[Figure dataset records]
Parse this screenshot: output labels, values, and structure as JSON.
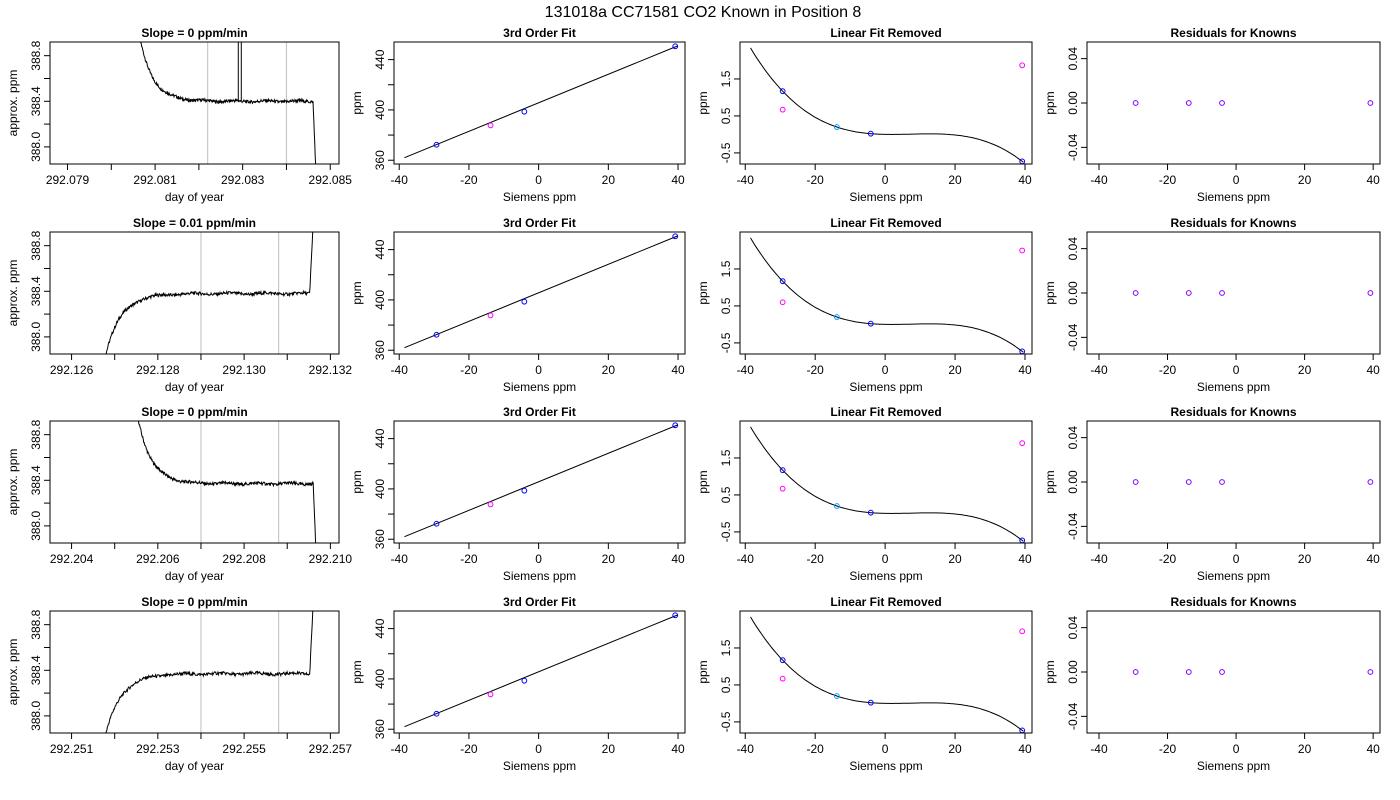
{
  "figure": {
    "title": "131018a     CC71581    CO2 Known in Position  8"
  },
  "colors": {
    "trace": "#000000",
    "grid_marker": "#c8c8c8",
    "point_blue": "#0000ff",
    "point_cyan": "#00a0ff",
    "point_magenta": "#ff00ff",
    "point_purple": "#8000ff"
  },
  "chart_data": [
    {
      "type": "line",
      "row": 1,
      "panel": "time",
      "title": "Slope =  0  ppm/min",
      "xlabel": "day of year",
      "ylabel": "approx. ppm",
      "xlim": [
        292.0786,
        292.0852
      ],
      "ylim": [
        387.85,
        388.92
      ],
      "xticks": [
        292.079,
        292.08,
        292.081,
        292.082,
        292.083,
        292.084,
        292.085
      ],
      "xtick_labels": [
        "292.079",
        "",
        "292.081",
        "",
        "292.083",
        "",
        "292.085"
      ],
      "yticks": [
        388.0,
        388.2,
        388.4,
        388.6,
        388.8
      ],
      "ytick_labels": [
        "388.0",
        "",
        "388.4",
        "",
        "388.8"
      ],
      "vlines": [
        292.0822,
        292.084
      ],
      "trace": {
        "x_start": 292.0805,
        "x_end": 292.0848,
        "rise": 0,
        "fall": 1,
        "plateau": 388.4,
        "spike_at": 292.0829
      }
    },
    {
      "type": "scatter",
      "row": 1,
      "panel": "fit",
      "title": "3rd Order Fit",
      "xlabel": "Siemens ppm",
      "ylabel": "ppm",
      "xlim": [
        -41.5,
        42
      ],
      "ylim": [
        357,
        454
      ],
      "xticks": [
        -40,
        -20,
        0,
        20,
        40
      ],
      "yticks": [
        360,
        380,
        400,
        420,
        440
      ],
      "ytick_labels": [
        "360",
        "",
        "400",
        "",
        "440"
      ],
      "points": [
        {
          "x": -29.3,
          "y": 372.3,
          "color": "blue"
        },
        {
          "x": -13.8,
          "y": 387.7,
          "color": "magenta"
        },
        {
          "x": -4.1,
          "y": 398.6,
          "color": "blue"
        },
        {
          "x": 39.2,
          "y": 450.6,
          "color": "blue"
        }
      ],
      "fit_line": {
        "x": [
          -38.5,
          40
        ],
        "y": [
          362.0,
          451.0
        ]
      }
    },
    {
      "type": "scatter",
      "row": 1,
      "panel": "linear_removed",
      "title": "Linear Fit Removed",
      "xlabel": "Siemens ppm",
      "ylabel": "ppm",
      "xlim": [
        -41.5,
        42
      ],
      "ylim": [
        -0.8,
        2.5
      ],
      "xticks": [
        -40,
        -20,
        0,
        20,
        40
      ],
      "yticks": [
        -0.5,
        0.5,
        1.5
      ],
      "points": [
        {
          "x": -29.3,
          "y": 1.17,
          "color": "blue"
        },
        {
          "x": -29.3,
          "y": 0.67,
          "color": "magenta"
        },
        {
          "x": -13.8,
          "y": 0.2,
          "color": "cyan"
        },
        {
          "x": -4.1,
          "y": 0.02,
          "color": "blue"
        },
        {
          "x": 39.2,
          "y": -0.73,
          "color": "blue"
        },
        {
          "x": 39.2,
          "y": 1.87,
          "color": "magenta"
        }
      ],
      "curve": {
        "x0": -38.5,
        "x1": 39.5,
        "anchors": [
          [
            -29.3,
            1.17
          ],
          [
            -13.8,
            0.2
          ],
          [
            -4.1,
            0.02
          ],
          [
            39.2,
            -0.73
          ]
        ]
      }
    },
    {
      "type": "scatter",
      "row": 1,
      "panel": "residuals",
      "title": "Residuals for Knowns",
      "xlabel": "Siemens ppm",
      "ylabel": "ppm",
      "xlim": [
        -43.5,
        42
      ],
      "ylim": [
        -0.055,
        0.055
      ],
      "xticks": [
        -40,
        -20,
        0,
        20,
        40
      ],
      "yticks": [
        -0.04,
        0.0,
        0.04
      ],
      "ytick_labels": [
        "-0.04",
        "0.00",
        "0.04"
      ],
      "points": [
        {
          "x": -29.3,
          "y": 0.0,
          "color": "purple"
        },
        {
          "x": -13.8,
          "y": 0.0,
          "color": "purple"
        },
        {
          "x": -4.1,
          "y": 0.0,
          "color": "purple"
        },
        {
          "x": 39.2,
          "y": 0.0,
          "color": "purple"
        }
      ]
    },
    {
      "type": "line",
      "row": 2,
      "panel": "time",
      "title": "Slope =  0.01  ppm/min",
      "xlabel": "day of year",
      "ylabel": "approx. ppm",
      "xlim": [
        292.1255,
        292.1322
      ],
      "ylim": [
        387.85,
        388.92
      ],
      "xticks": [
        292.126,
        292.127,
        292.128,
        292.129,
        292.13,
        292.131,
        292.132
      ],
      "xtick_labels": [
        "292.126",
        "",
        "292.128",
        "",
        "292.130",
        "",
        "292.132"
      ],
      "yticks": [
        388.0,
        388.2,
        388.4,
        388.6,
        388.8
      ],
      "ytick_labels": [
        "388.0",
        "",
        "388.4",
        "",
        "388.8"
      ],
      "vlines": [
        292.129,
        292.1308
      ],
      "trace": {
        "x_start": 292.1266,
        "x_end": 292.1317,
        "rise": 1,
        "fall": 0,
        "plateau": 388.38
      }
    },
    {
      "type": "scatter",
      "row": 2,
      "panel": "fit",
      "title": "3rd Order Fit",
      "xlabel": "Siemens ppm",
      "ylabel": "ppm",
      "xlim": [
        -41.5,
        42
      ],
      "ylim": [
        357,
        454
      ],
      "xticks": [
        -40,
        -20,
        0,
        20,
        40
      ],
      "yticks": [
        360,
        380,
        400,
        420,
        440
      ],
      "ytick_labels": [
        "360",
        "",
        "400",
        "",
        "440"
      ],
      "points": [
        {
          "x": -29.3,
          "y": 372.3,
          "color": "blue"
        },
        {
          "x": -13.8,
          "y": 387.7,
          "color": "magenta"
        },
        {
          "x": -4.1,
          "y": 398.6,
          "color": "blue"
        },
        {
          "x": 39.2,
          "y": 450.6,
          "color": "blue"
        }
      ],
      "fit_line": {
        "x": [
          -38.5,
          40
        ],
        "y": [
          362.0,
          451.0
        ]
      }
    },
    {
      "type": "scatter",
      "row": 2,
      "panel": "linear_removed",
      "title": "Linear Fit Removed",
      "xlabel": "Siemens ppm",
      "ylabel": "ppm",
      "xlim": [
        -41.5,
        42
      ],
      "ylim": [
        -0.8,
        2.5
      ],
      "xticks": [
        -40,
        -20,
        0,
        20,
        40
      ],
      "yticks": [
        -0.5,
        0.5,
        1.5
      ],
      "points": [
        {
          "x": -29.3,
          "y": 1.17,
          "color": "blue"
        },
        {
          "x": -29.3,
          "y": 0.6,
          "color": "magenta"
        },
        {
          "x": -13.8,
          "y": 0.2,
          "color": "cyan"
        },
        {
          "x": -4.1,
          "y": 0.02,
          "color": "blue"
        },
        {
          "x": 39.2,
          "y": -0.73,
          "color": "blue"
        },
        {
          "x": 39.2,
          "y": 2.0,
          "color": "magenta"
        }
      ],
      "curve": {
        "x0": -38.5,
        "x1": 39.5,
        "anchors": [
          [
            -29.3,
            1.17
          ],
          [
            -13.8,
            0.2
          ],
          [
            -4.1,
            0.02
          ],
          [
            39.2,
            -0.73
          ]
        ]
      }
    },
    {
      "type": "scatter",
      "row": 2,
      "panel": "residuals",
      "title": "Residuals for Knowns",
      "xlabel": "Siemens ppm",
      "ylabel": "ppm",
      "xlim": [
        -43.5,
        42
      ],
      "ylim": [
        -0.055,
        0.055
      ],
      "xticks": [
        -40,
        -20,
        0,
        20,
        40
      ],
      "yticks": [
        -0.04,
        0.0,
        0.04
      ],
      "ytick_labels": [
        "-0.04",
        "0.00",
        "0.04"
      ],
      "points": [
        {
          "x": -29.3,
          "y": 0.0,
          "color": "purple"
        },
        {
          "x": -13.8,
          "y": 0.0,
          "color": "purple"
        },
        {
          "x": -4.1,
          "y": 0.0,
          "color": "purple"
        },
        {
          "x": 39.2,
          "y": 0.0,
          "color": "purple"
        }
      ]
    },
    {
      "type": "line",
      "row": 3,
      "panel": "time",
      "title": "Slope =  0  ppm/min",
      "xlabel": "day of year",
      "ylabel": "approx. ppm",
      "xlim": [
        292.2035,
        292.2102
      ],
      "ylim": [
        387.85,
        388.92
      ],
      "xticks": [
        292.204,
        292.205,
        292.206,
        292.207,
        292.208,
        292.209,
        292.21
      ],
      "xtick_labels": [
        "292.204",
        "",
        "292.206",
        "",
        "292.208",
        "",
        "292.210"
      ],
      "yticks": [
        388.0,
        388.2,
        388.4,
        388.6,
        388.8
      ],
      "ytick_labels": [
        "388.0",
        "",
        "388.4",
        "",
        "388.8"
      ],
      "vlines": [
        292.207,
        292.2088
      ],
      "trace": {
        "x_start": 292.2054,
        "x_end": 292.2098,
        "rise": 0,
        "fall": 1,
        "plateau": 388.37
      }
    },
    {
      "type": "scatter",
      "row": 3,
      "panel": "fit",
      "title": "3rd Order Fit",
      "xlabel": "Siemens ppm",
      "ylabel": "ppm",
      "xlim": [
        -41.5,
        42
      ],
      "ylim": [
        357,
        454
      ],
      "xticks": [
        -40,
        -20,
        0,
        20,
        40
      ],
      "yticks": [
        360,
        380,
        400,
        420,
        440
      ],
      "ytick_labels": [
        "360",
        "",
        "400",
        "",
        "440"
      ],
      "points": [
        {
          "x": -29.3,
          "y": 372.3,
          "color": "blue"
        },
        {
          "x": -13.8,
          "y": 387.7,
          "color": "magenta"
        },
        {
          "x": -4.1,
          "y": 398.6,
          "color": "blue"
        },
        {
          "x": 39.2,
          "y": 450.6,
          "color": "blue"
        }
      ],
      "fit_line": {
        "x": [
          -38.5,
          40
        ],
        "y": [
          362.0,
          451.0
        ]
      }
    },
    {
      "type": "scatter",
      "row": 3,
      "panel": "linear_removed",
      "title": "Linear Fit Removed",
      "xlabel": "Siemens ppm",
      "ylabel": "ppm",
      "xlim": [
        -41.5,
        42
      ],
      "ylim": [
        -0.8,
        2.5
      ],
      "xticks": [
        -40,
        -20,
        0,
        20,
        40
      ],
      "yticks": [
        -0.5,
        0.5,
        1.5
      ],
      "points": [
        {
          "x": -29.3,
          "y": 1.17,
          "color": "blue"
        },
        {
          "x": -29.3,
          "y": 0.67,
          "color": "magenta"
        },
        {
          "x": -13.8,
          "y": 0.2,
          "color": "cyan"
        },
        {
          "x": -4.1,
          "y": 0.02,
          "color": "blue"
        },
        {
          "x": 39.2,
          "y": -0.73,
          "color": "blue"
        },
        {
          "x": 39.2,
          "y": 1.9,
          "color": "magenta"
        }
      ],
      "curve": {
        "x0": -38.5,
        "x1": 39.5,
        "anchors": [
          [
            -29.3,
            1.17
          ],
          [
            -13.8,
            0.2
          ],
          [
            -4.1,
            0.02
          ],
          [
            39.2,
            -0.73
          ]
        ]
      }
    },
    {
      "type": "scatter",
      "row": 3,
      "panel": "residuals",
      "title": "Residuals for Knowns",
      "xlabel": "Siemens ppm",
      "ylabel": "ppm",
      "xlim": [
        -43.5,
        42
      ],
      "ylim": [
        -0.055,
        0.055
      ],
      "xticks": [
        -40,
        -20,
        0,
        20,
        40
      ],
      "yticks": [
        -0.04,
        0.0,
        0.04
      ],
      "ytick_labels": [
        "-0.04",
        "0.00",
        "0.04"
      ],
      "points": [
        {
          "x": -29.3,
          "y": 0.0,
          "color": "purple"
        },
        {
          "x": -13.8,
          "y": 0.0,
          "color": "purple"
        },
        {
          "x": -4.1,
          "y": 0.0,
          "color": "purple"
        },
        {
          "x": 39.2,
          "y": 0.0,
          "color": "purple"
        }
      ]
    },
    {
      "type": "line",
      "row": 4,
      "panel": "time",
      "title": "Slope =  0  ppm/min",
      "xlabel": "day of year",
      "ylabel": "approx. ppm",
      "xlim": [
        292.2505,
        292.2572
      ],
      "ylim": [
        387.85,
        388.92
      ],
      "xticks": [
        292.251,
        292.252,
        292.253,
        292.254,
        292.255,
        292.256,
        292.257
      ],
      "xtick_labels": [
        "292.251",
        "",
        "292.253",
        "",
        "292.255",
        "",
        "292.257"
      ],
      "yticks": [
        388.0,
        388.2,
        388.4,
        388.6,
        388.8
      ],
      "ytick_labels": [
        "388.0",
        "",
        "388.4",
        "",
        "388.8"
      ],
      "vlines": [
        292.254,
        292.2558
      ],
      "trace": {
        "x_start": 292.2516,
        "x_end": 292.2567,
        "rise": 1,
        "fall": 0,
        "plateau": 388.37
      }
    },
    {
      "type": "scatter",
      "row": 4,
      "panel": "fit",
      "title": "3rd Order Fit",
      "xlabel": "Siemens ppm",
      "ylabel": "ppm",
      "xlim": [
        -41.5,
        42
      ],
      "ylim": [
        357,
        454
      ],
      "xticks": [
        -40,
        -20,
        0,
        20,
        40
      ],
      "yticks": [
        360,
        380,
        400,
        420,
        440
      ],
      "ytick_labels": [
        "360",
        "",
        "400",
        "",
        "440"
      ],
      "points": [
        {
          "x": -29.3,
          "y": 372.3,
          "color": "blue"
        },
        {
          "x": -13.8,
          "y": 387.7,
          "color": "magenta"
        },
        {
          "x": -4.1,
          "y": 398.6,
          "color": "blue"
        },
        {
          "x": 39.2,
          "y": 450.6,
          "color": "blue"
        }
      ],
      "fit_line": {
        "x": [
          -38.5,
          40
        ],
        "y": [
          362.0,
          451.0
        ]
      }
    },
    {
      "type": "scatter",
      "row": 4,
      "panel": "linear_removed",
      "title": "Linear Fit Removed",
      "xlabel": "Siemens ppm",
      "ylabel": "ppm",
      "xlim": [
        -41.5,
        42
      ],
      "ylim": [
        -0.8,
        2.5
      ],
      "xticks": [
        -40,
        -20,
        0,
        20,
        40
      ],
      "yticks": [
        -0.5,
        0.5,
        1.5
      ],
      "points": [
        {
          "x": -29.3,
          "y": 1.17,
          "color": "blue"
        },
        {
          "x": -29.3,
          "y": 0.67,
          "color": "magenta"
        },
        {
          "x": -13.8,
          "y": 0.2,
          "color": "cyan"
        },
        {
          "x": -4.1,
          "y": 0.02,
          "color": "blue"
        },
        {
          "x": 39.2,
          "y": -0.73,
          "color": "blue"
        },
        {
          "x": 39.2,
          "y": 1.95,
          "color": "magenta"
        }
      ],
      "curve": {
        "x0": -38.5,
        "x1": 39.5,
        "anchors": [
          [
            -29.3,
            1.17
          ],
          [
            -13.8,
            0.2
          ],
          [
            -4.1,
            0.02
          ],
          [
            39.2,
            -0.73
          ]
        ]
      }
    },
    {
      "type": "scatter",
      "row": 4,
      "panel": "residuals",
      "title": "Residuals for Knowns",
      "xlabel": "Siemens ppm",
      "ylabel": "ppm",
      "xlim": [
        -43.5,
        42
      ],
      "ylim": [
        -0.055,
        0.055
      ],
      "xticks": [
        -40,
        -20,
        0,
        20,
        40
      ],
      "yticks": [
        -0.04,
        0.0,
        0.04
      ],
      "ytick_labels": [
        "-0.04",
        "0.00",
        "0.04"
      ],
      "points": [
        {
          "x": -29.3,
          "y": 0.0,
          "color": "purple"
        },
        {
          "x": -13.8,
          "y": 0.0,
          "color": "purple"
        },
        {
          "x": -4.1,
          "y": 0.0,
          "color": "purple"
        },
        {
          "x": 39.2,
          "y": 0.0,
          "color": "purple"
        }
      ]
    }
  ]
}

> _Aim of the task_:
Copy each line of the data above that holds "plateau".

> _Solved exercise_:
        "plateau": 388.4,
        "plateau": 388.38
        "plateau": 388.37
        "plateau": 388.37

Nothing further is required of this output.